▸ Input:
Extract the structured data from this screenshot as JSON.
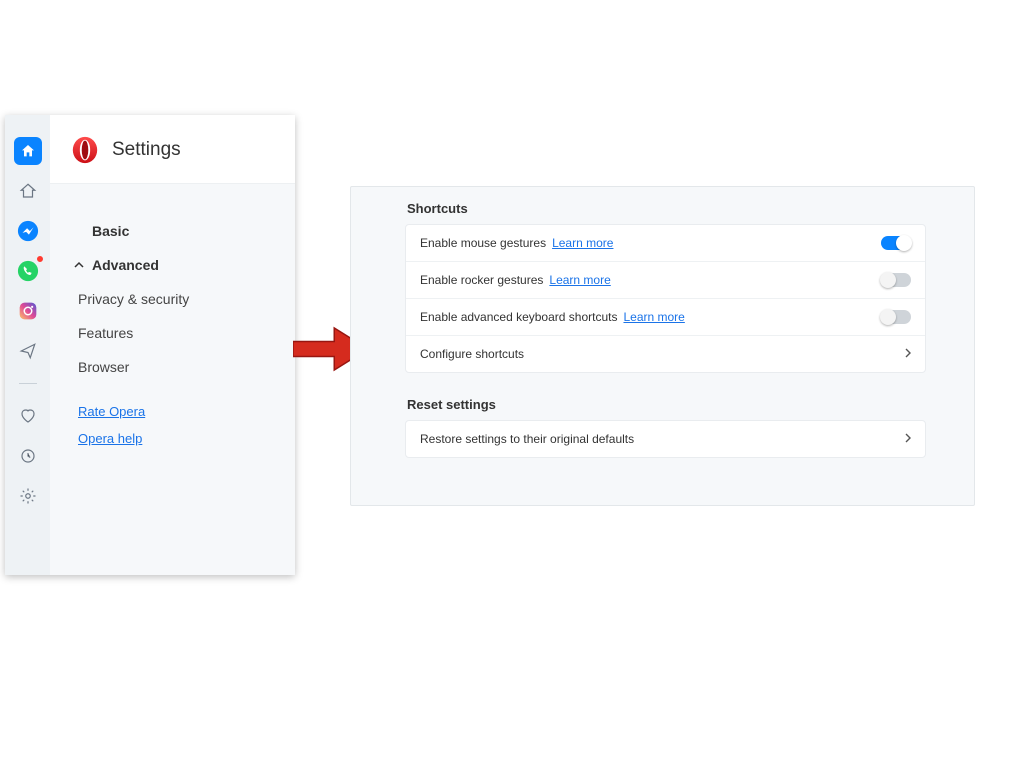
{
  "header": {
    "title": "Settings"
  },
  "nav": {
    "basic": "Basic",
    "advanced": "Advanced",
    "items": [
      "Privacy & security",
      "Features",
      "Browser"
    ],
    "rate_link": "Rate Opera",
    "help_link": "Opera help"
  },
  "rail_icons": {
    "home": "home-icon",
    "speed_dial": "home-outline-icon",
    "messenger": "messenger-icon",
    "whatsapp": "whatsapp-icon",
    "instagram": "instagram-icon",
    "send": "send-icon",
    "heart": "heart-icon",
    "history": "history-icon",
    "settings_gear": "gear-icon"
  },
  "shortcuts": {
    "title": "Shortcuts",
    "rows": [
      {
        "label": "Enable mouse gestures",
        "learn": "Learn more",
        "on": true
      },
      {
        "label": "Enable rocker gestures",
        "learn": "Learn more",
        "on": false
      },
      {
        "label": "Enable advanced keyboard shortcuts",
        "learn": "Learn more",
        "on": false
      }
    ],
    "configure": "Configure shortcuts"
  },
  "reset": {
    "title": "Reset settings",
    "restore": "Restore settings to their original defaults"
  },
  "colors": {
    "accent": "#0a84ff",
    "link": "#1a73e8",
    "arrow": "#d52b1e"
  }
}
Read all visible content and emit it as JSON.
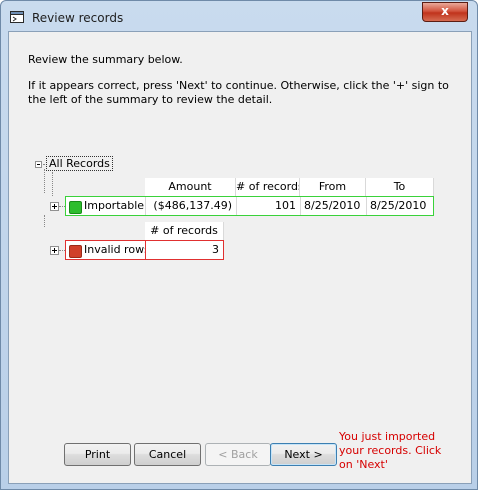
{
  "window": {
    "title": "Review records",
    "close_glyph": "x"
  },
  "intro": {
    "line1": "Review the summary below.",
    "line2": "If it appears correct, press 'Next' to continue.  Otherwise, click the '+' sign to",
    "line3": "the left of the summary to review the detail."
  },
  "tree": {
    "root_label": "All Records",
    "importable": {
      "headers": [
        "Amount",
        "# of records",
        "From",
        "To"
      ],
      "label": "Importable",
      "amount": "($486,137.49)",
      "records": "101",
      "from": "8/25/2010",
      "to": "8/25/2010",
      "status_color": "#2ebd2e",
      "border_color": "#3ad23a"
    },
    "invalid": {
      "headers": [
        "# of records"
      ],
      "label": "Invalid rows",
      "records": "3",
      "status_color": "#d0402a",
      "border_color": "#e03030"
    }
  },
  "buttons": {
    "print": "Print",
    "cancel": "Cancel",
    "back": "< Back",
    "next": "Next >"
  },
  "note": {
    "lines": [
      "You just imported",
      "your records. Click",
      "on 'Next'"
    ],
    "color": "#d60000"
  }
}
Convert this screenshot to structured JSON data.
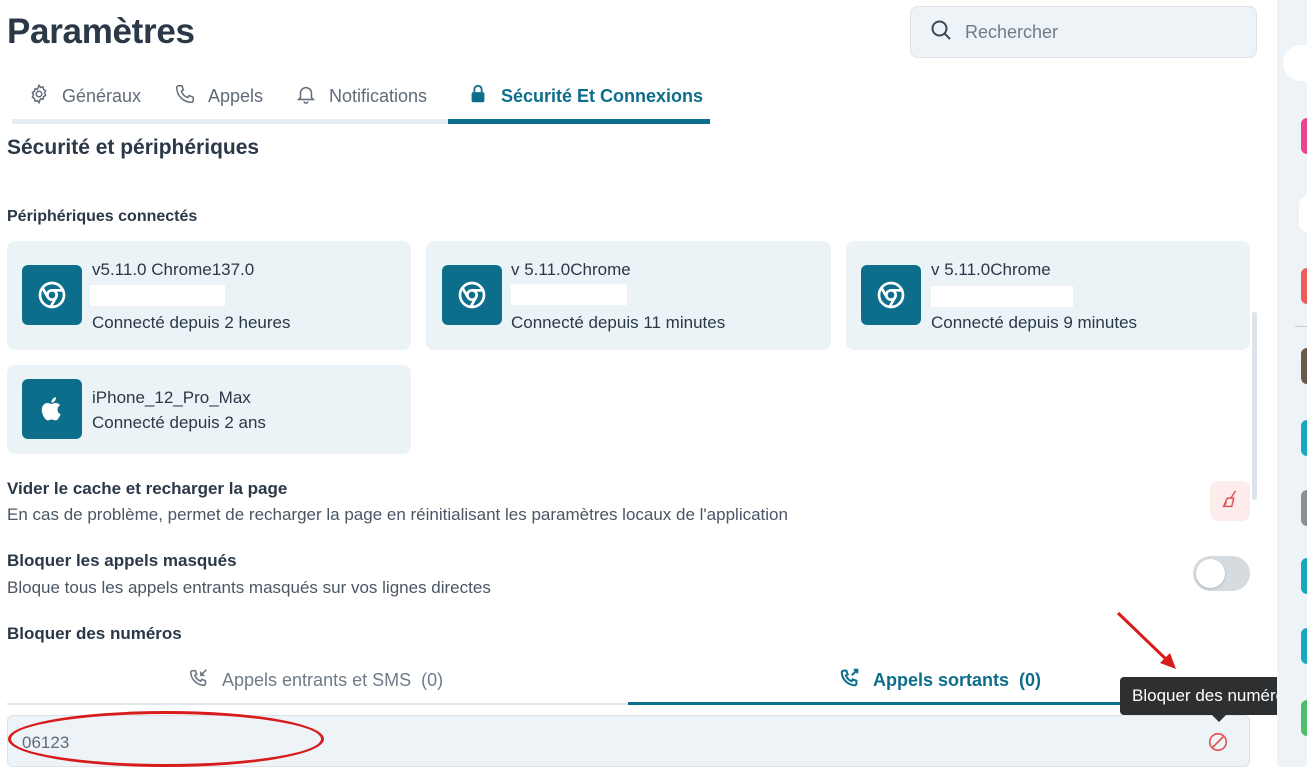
{
  "page": {
    "title": "Paramètres"
  },
  "search": {
    "placeholder": "Rechercher"
  },
  "tabs": [
    {
      "label": "Généraux",
      "icon": "gear-icon"
    },
    {
      "label": "Appels",
      "icon": "phone-icon"
    },
    {
      "label": "Notifications",
      "icon": "bell-icon"
    },
    {
      "label": "Sécurité Et Connexions",
      "icon": "lock-icon",
      "active": true
    }
  ],
  "section": {
    "title": "Sécurité et périphériques",
    "devices_title": "Périphériques connectés"
  },
  "devices": [
    {
      "name": "v5.11.0 Chrome137.0",
      "since": "Connecté depuis 2 heures",
      "icon": "chrome-icon"
    },
    {
      "name": "v 5.11.0Chrome",
      "since": "Connecté depuis 11 minutes",
      "icon": "chrome-icon"
    },
    {
      "name": "v 5.11.0Chrome",
      "since": "Connecté depuis 9 minutes",
      "icon": "chrome-icon"
    },
    {
      "name": "iPhone_12_Pro_Max",
      "since": "Connecté depuis 2 ans",
      "icon": "apple-icon"
    }
  ],
  "cache": {
    "title": "Vider le cache et recharger la page",
    "description": "En cas de problème, permet de recharger la page en réinitialisant les paramètres locaux de l'application"
  },
  "masked_calls": {
    "title": "Bloquer les appels masqués",
    "description": "Bloque tous les appels entrants masqués sur vos lignes directes",
    "enabled": false
  },
  "block_numbers": {
    "title": "Bloquer des numéros",
    "tabs": [
      {
        "label": "Appels entrants et SMS",
        "count": "(0)",
        "icon": "incoming-call-icon"
      },
      {
        "label": "Appels sortants",
        "count": "(0)",
        "icon": "outgoing-call-icon",
        "active": true
      }
    ],
    "input_value": "06123",
    "tooltip": "Bloquer des numéros"
  },
  "colors": {
    "accent": "#0d6e8c",
    "card_bg": "#ebf3f6",
    "danger": "#e05555",
    "annotation": "#d81b1b"
  }
}
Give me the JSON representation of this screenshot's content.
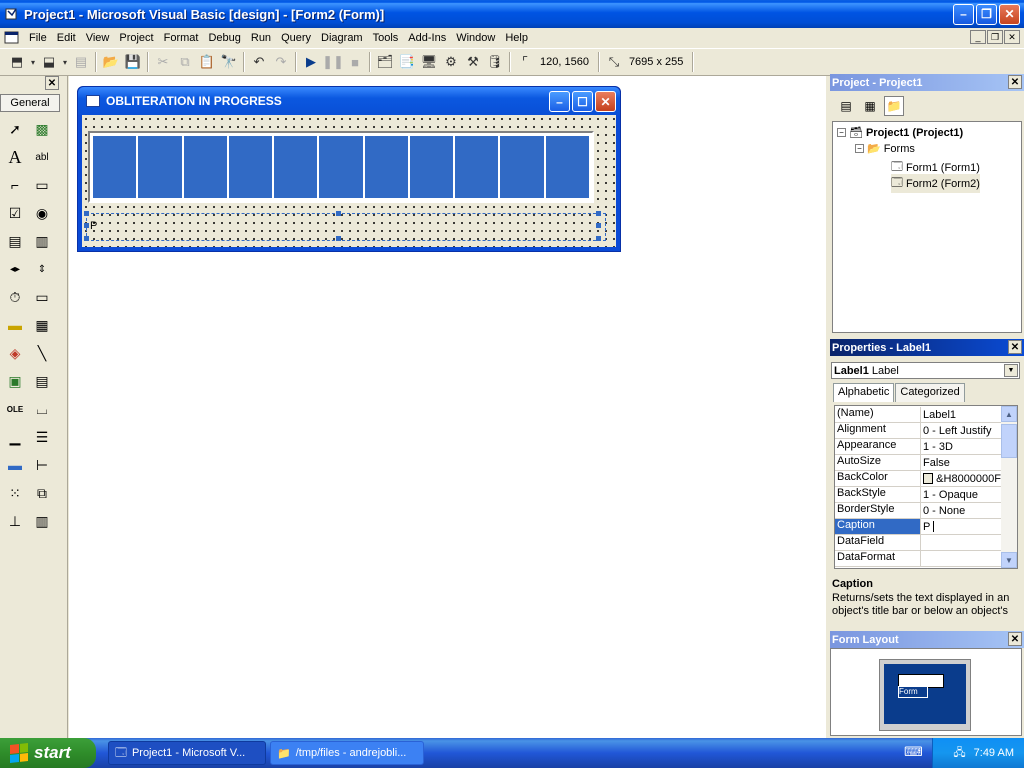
{
  "window": {
    "title": "Project1 - Microsoft Visual Basic [design] - [Form2 (Form)]"
  },
  "menu": [
    "File",
    "Edit",
    "View",
    "Project",
    "Format",
    "Debug",
    "Run",
    "Query",
    "Diagram",
    "Tools",
    "Add-Ins",
    "Window",
    "Help"
  ],
  "toolbar": {
    "position": "120, 1560",
    "size": "7695 x 255"
  },
  "toolbox": {
    "tab_label": "General"
  },
  "form": {
    "caption": "OBLITERATION IN PROGRESS",
    "progress_blocks": 11,
    "label_text": "P"
  },
  "project_explorer": {
    "title": "Project - Project1",
    "root": "Project1 (Project1)",
    "folder": "Forms",
    "items": [
      "Form1 (Form1)",
      "Form2 (Form2)"
    ]
  },
  "properties": {
    "title": "Properties - Label1",
    "object_name": "Label1",
    "object_type": "Label",
    "tabs": [
      "Alphabetic",
      "Categorized"
    ],
    "rows": [
      {
        "name": "(Name)",
        "value": "Label1"
      },
      {
        "name": "Alignment",
        "value": "0 - Left Justify"
      },
      {
        "name": "Appearance",
        "value": "1 - 3D"
      },
      {
        "name": "AutoSize",
        "value": "False"
      },
      {
        "name": "BackColor",
        "value": "&H8000000F"
      },
      {
        "name": "BackStyle",
        "value": "1 - Opaque"
      },
      {
        "name": "BorderStyle",
        "value": "0 - None"
      },
      {
        "name": "Caption",
        "value": "P"
      },
      {
        "name": "DataField",
        "value": ""
      },
      {
        "name": "DataFormat",
        "value": ""
      }
    ],
    "desc_title": "Caption",
    "desc_text": "Returns/sets the text displayed in an object's title bar or below an object's"
  },
  "form_layout": {
    "title": "Form Layout",
    "mini_label": "Form"
  },
  "taskbar": {
    "start": "start",
    "tasks": [
      "Project1 - Microsoft V...",
      "/tmp/files - andrejobli..."
    ],
    "clock": "7:49 AM"
  },
  "colors": {
    "accent": "#316ac5",
    "titlebar": "#0054e3",
    "start": "#2f8d2a"
  }
}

▸ Do this:
Return every line of the records exactly as given, pictures excluded.

▸ Task answer:
Extract the structured data from this screenshot as JSON.
{
  "header": {
    "title": "Settings"
  },
  "nav": {
    "basic": "Basic",
    "advanced": "Advanced",
    "items": [
      "Privacy & security",
      "Features",
      "Browser"
    ],
    "rate_link": "Rate Opera",
    "help_link": "Opera help"
  },
  "rail_icons": {
    "home": "home-icon",
    "speed_dial": "home-outline-icon",
    "messenger": "messenger-icon",
    "whatsapp": "whatsapp-icon",
    "instagram": "instagram-icon",
    "send": "send-icon",
    "heart": "heart-icon",
    "history": "history-icon",
    "settings_gear": "gear-icon"
  },
  "shortcuts": {
    "title": "Shortcuts",
    "rows": [
      {
        "label": "Enable mouse gestures",
        "learn": "Learn more",
        "on": true
      },
      {
        "label": "Enable rocker gestures",
        "learn": "Learn more",
        "on": false
      },
      {
        "label": "Enable advanced keyboard shortcuts",
        "learn": "Learn more",
        "on": false
      }
    ],
    "configure": "Configure shortcuts"
  },
  "reset": {
    "title": "Reset settings",
    "restore": "Restore settings to their original defaults"
  },
  "colors": {
    "accent": "#0a84ff",
    "link": "#1a73e8",
    "arrow": "#d52b1e"
  }
}
Read all visible content and emit it as JSON.
{
  "window": {
    "title": "Review records",
    "close_glyph": "x"
  },
  "intro": {
    "line1": "Review the summary below.",
    "line2": "If it appears correct, press 'Next' to continue.  Otherwise, click the '+' sign to",
    "line3": "the left of the summary to review the detail."
  },
  "tree": {
    "root_label": "All Records",
    "importable": {
      "headers": [
        "Amount",
        "# of records",
        "From",
        "To"
      ],
      "label": "Importable",
      "amount": "($486,137.49)",
      "records": "101",
      "from": "8/25/2010",
      "to": "8/25/2010",
      "status_color": "#2ebd2e",
      "border_color": "#3ad23a"
    },
    "invalid": {
      "headers": [
        "# of records"
      ],
      "label": "Invalid rows",
      "records": "3",
      "status_color": "#d0402a",
      "border_color": "#e03030"
    }
  },
  "buttons": {
    "print": "Print",
    "cancel": "Cancel",
    "back": "< Back",
    "next": "Next >"
  },
  "note": {
    "lines": [
      "You just imported",
      "your records. Click",
      "on 'Next'"
    ],
    "color": "#d60000"
  }
}
Convert this screenshot to structured JSON data.
{
  "page": {
    "title": "Paramètres"
  },
  "search": {
    "placeholder": "Rechercher"
  },
  "tabs": [
    {
      "label": "Généraux",
      "icon": "gear-icon"
    },
    {
      "label": "Appels",
      "icon": "phone-icon"
    },
    {
      "label": "Notifications",
      "icon": "bell-icon"
    },
    {
      "label": "Sécurité Et Connexions",
      "icon": "lock-icon",
      "active": true
    }
  ],
  "section": {
    "title": "Sécurité et périphériques",
    "devices_title": "Périphériques connectés"
  },
  "devices": [
    {
      "name": "v5.11.0 Chrome137.0",
      "since": "Connecté depuis 2 heures",
      "icon": "chrome-icon"
    },
    {
      "name": "v 5.11.0Chrome",
      "since": "Connecté depuis 11 minutes",
      "icon": "chrome-icon"
    },
    {
      "name": "v 5.11.0Chrome",
      "since": "Connecté depuis 9 minutes",
      "icon": "chrome-icon"
    },
    {
      "name": "iPhone_12_Pro_Max",
      "since": "Connecté depuis 2 ans",
      "icon": "apple-icon"
    }
  ],
  "cache": {
    "title": "Vider le cache et recharger la page",
    "description": "En cas de problème, permet de recharger la page en réinitialisant les paramètres locaux de l'application"
  },
  "masked_calls": {
    "title": "Bloquer les appels masqués",
    "description": "Bloque tous les appels entrants masqués sur vos lignes directes",
    "enabled": false
  },
  "block_numbers": {
    "title": "Bloquer des numéros",
    "tabs": [
      {
        "label": "Appels entrants et SMS",
        "count": "(0)",
        "icon": "incoming-call-icon"
      },
      {
        "label": "Appels sortants",
        "count": "(0)",
        "icon": "outgoing-call-icon",
        "active": true
      }
    ],
    "input_value": "06123",
    "tooltip": "Bloquer des numéros"
  },
  "colors": {
    "accent": "#0d6e8c",
    "card_bg": "#ebf3f6",
    "danger": "#e05555",
    "annotation": "#d81b1b"
  }
}
Give me the JSON representation of this screenshot's content.
{
  "window": {
    "title": "Project1 - Microsoft Visual Basic [design] - [Form2 (Form)]"
  },
  "menu": [
    "File",
    "Edit",
    "View",
    "Project",
    "Format",
    "Debug",
    "Run",
    "Query",
    "Diagram",
    "Tools",
    "Add-Ins",
    "Window",
    "Help"
  ],
  "toolbar": {
    "position": "120, 1560",
    "size": "7695 x 255"
  },
  "toolbox": {
    "tab_label": "General"
  },
  "form": {
    "caption": "OBLITERATION IN PROGRESS",
    "progress_blocks": 11,
    "label_text": "P"
  },
  "project_explorer": {
    "title": "Project - Project1",
    "root": "Project1 (Project1)",
    "folder": "Forms",
    "items": [
      "Form1 (Form1)",
      "Form2 (Form2)"
    ]
  },
  "properties": {
    "title": "Properties - Label1",
    "object_name": "Label1",
    "object_type": "Label",
    "tabs": [
      "Alphabetic",
      "Categorized"
    ],
    "rows": [
      {
        "name": "(Name)",
        "value": "Label1"
      },
      {
        "name": "Alignment",
        "value": "0 - Left Justify"
      },
      {
        "name": "Appearance",
        "value": "1 - 3D"
      },
      {
        "name": "AutoSize",
        "value": "False"
      },
      {
        "name": "BackColor",
        "value": "&H8000000F"
      },
      {
        "name": "BackStyle",
        "value": "1 - Opaque"
      },
      {
        "name": "BorderStyle",
        "value": "0 - None"
      },
      {
        "name": "Caption",
        "value": "P"
      },
      {
        "name": "DataField",
        "value": ""
      },
      {
        "name": "DataFormat",
        "value": ""
      }
    ],
    "desc_title": "Caption",
    "desc_text": "Returns/sets the text displayed in an object's title bar or below an object's"
  },
  "form_layout": {
    "title": "Form Layout",
    "mini_label": "Form"
  },
  "taskbar": {
    "start": "start",
    "tasks": [
      "Project1 - Microsoft V...",
      "/tmp/files - andrejobli..."
    ],
    "clock": "7:49 AM"
  },
  "colors": {
    "accent": "#316ac5",
    "titlebar": "#0054e3",
    "start": "#2f8d2a"
  }
}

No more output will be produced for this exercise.